--- GIVEN REQUEST ---
Produce an exact copy of all the records.

## begin INFORMATION PROVIDED

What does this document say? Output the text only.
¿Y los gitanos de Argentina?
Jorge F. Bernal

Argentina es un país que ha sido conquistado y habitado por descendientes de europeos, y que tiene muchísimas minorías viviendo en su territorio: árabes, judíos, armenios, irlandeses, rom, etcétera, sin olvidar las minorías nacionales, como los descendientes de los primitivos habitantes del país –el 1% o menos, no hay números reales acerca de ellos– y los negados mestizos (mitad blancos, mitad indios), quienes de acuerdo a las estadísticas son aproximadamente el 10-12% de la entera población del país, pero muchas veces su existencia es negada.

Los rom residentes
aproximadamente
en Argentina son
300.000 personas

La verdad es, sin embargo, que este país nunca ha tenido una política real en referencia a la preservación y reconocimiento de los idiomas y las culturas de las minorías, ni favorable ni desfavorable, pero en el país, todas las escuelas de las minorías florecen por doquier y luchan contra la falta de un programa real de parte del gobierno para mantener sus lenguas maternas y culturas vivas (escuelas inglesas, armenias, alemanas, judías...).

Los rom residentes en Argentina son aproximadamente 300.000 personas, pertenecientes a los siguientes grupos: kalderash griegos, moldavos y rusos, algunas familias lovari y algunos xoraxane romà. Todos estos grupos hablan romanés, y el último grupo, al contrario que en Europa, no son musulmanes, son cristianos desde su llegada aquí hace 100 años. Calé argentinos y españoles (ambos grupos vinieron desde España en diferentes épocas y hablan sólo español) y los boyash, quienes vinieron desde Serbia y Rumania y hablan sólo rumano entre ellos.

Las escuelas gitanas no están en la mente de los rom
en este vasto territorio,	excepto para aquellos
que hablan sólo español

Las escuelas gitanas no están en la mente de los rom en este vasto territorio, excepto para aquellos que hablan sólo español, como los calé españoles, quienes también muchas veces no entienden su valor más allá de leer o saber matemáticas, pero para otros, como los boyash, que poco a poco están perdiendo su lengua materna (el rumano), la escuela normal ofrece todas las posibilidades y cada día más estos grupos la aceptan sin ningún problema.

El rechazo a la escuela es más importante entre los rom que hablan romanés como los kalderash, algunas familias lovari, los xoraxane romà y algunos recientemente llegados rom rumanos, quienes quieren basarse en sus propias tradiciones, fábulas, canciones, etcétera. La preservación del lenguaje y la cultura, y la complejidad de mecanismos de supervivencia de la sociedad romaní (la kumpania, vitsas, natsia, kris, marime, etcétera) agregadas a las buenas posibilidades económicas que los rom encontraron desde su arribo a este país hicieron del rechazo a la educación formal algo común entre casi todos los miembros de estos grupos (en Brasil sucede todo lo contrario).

## end INFORMATION PROVIDED

--- EXERCISE RESPONSE ---
What does this document say? Output the text only.
¿Y los gitanos de Argentina?
Jorge F. Bernal

Argentina es un país que ha sido conquistado y habitado por descendientes de europeos, y que tiene muchísimas minorías viviendo en su territorio: árabes, judíos, armenios, irlandeses, rom, etcétera, sin olvidar las minorías nacionales, como los descendientes de los primitivos habitantes del país –el 1% o menos, no hay números reales acerca de ellos– y los negados mestizos (mitad blancos, mitad indios), quienes de acuerdo a las estadísticas son aproximadamente el 10-12% de la entera población del país, pero muchas veces su existencia es negada.

Los rom residentes
aproximadamente
en Argentina son
300.000 personas

La verdad es, sin embargo, que este país nunca ha tenido una política real en referencia a la preservación y reconocimiento de los idiomas y las culturas de las minorías, ni favorable ni desfavorable, pero en el país, todas las escuelas de las minorías florecen por doquier y luchan contra la falta de un programa real de parte del gobierno para mantener sus lenguas maternas y culturas vivas (escuelas inglesas, armenias, alemanas, judías...).

Los rom residentes en Argentina son aproximadamente 300.000 personas, pertenecientes a los siguientes grupos: kalderash griegos, moldavos y rusos, algunas familias lovari y algunos xoraxane romà. Todos estos grupos hablan romanés, y el último grupo, al contrario que en Europa, no son musulmanes, son cristianos desde su llegada aquí hace 100 años. Calé argentinos y españoles (ambos grupos vinieron desde España en diferentes épocas y hablan sólo español) y los boyash, quienes vinieron desde Serbia y Rumania y hablan sólo rumano entre ellos.

Las escuelas gitanas no están en la mente de los rom
en este vasto territorio,	excepto para aquellos
que hablan sólo español

Las escuelas gitanas no están en la mente de los rom en este vasto territorio, excepto para aquellos que hablan sólo español, como los calé españoles, quienes también muchas veces no entienden su valor más allá de leer o saber matemáticas, pero para otros, como los boyash, que poco a poco están perdiendo su lengua materna (el rumano), la escuela normal ofrece todas las posibilidades y cada día más estos grupos la aceptan sin ningún problema.

El rechazo a la escuela es más importante entre los rom que hablan romanés como los kalderash, algunas familias lovari, los xoraxane romà y algunos recientemente llegados rom rumanos, quienes quieren basarse en sus propias tradiciones, fábulas, canciones, etcétera. La preservación del lenguaje y la cultura, y la complejidad de mecanismos de supervivencia de la sociedad romaní (la kumpania, vitsas, natsia, kris, marime, etcétera) agregadas a las buenas posibilidades económicas que los rom encontraron desde su arribo a este país hicieron del rechazo a la educación formal algo común entre casi todos los miembros de estos grupos (en Brasil sucede todo lo contrario).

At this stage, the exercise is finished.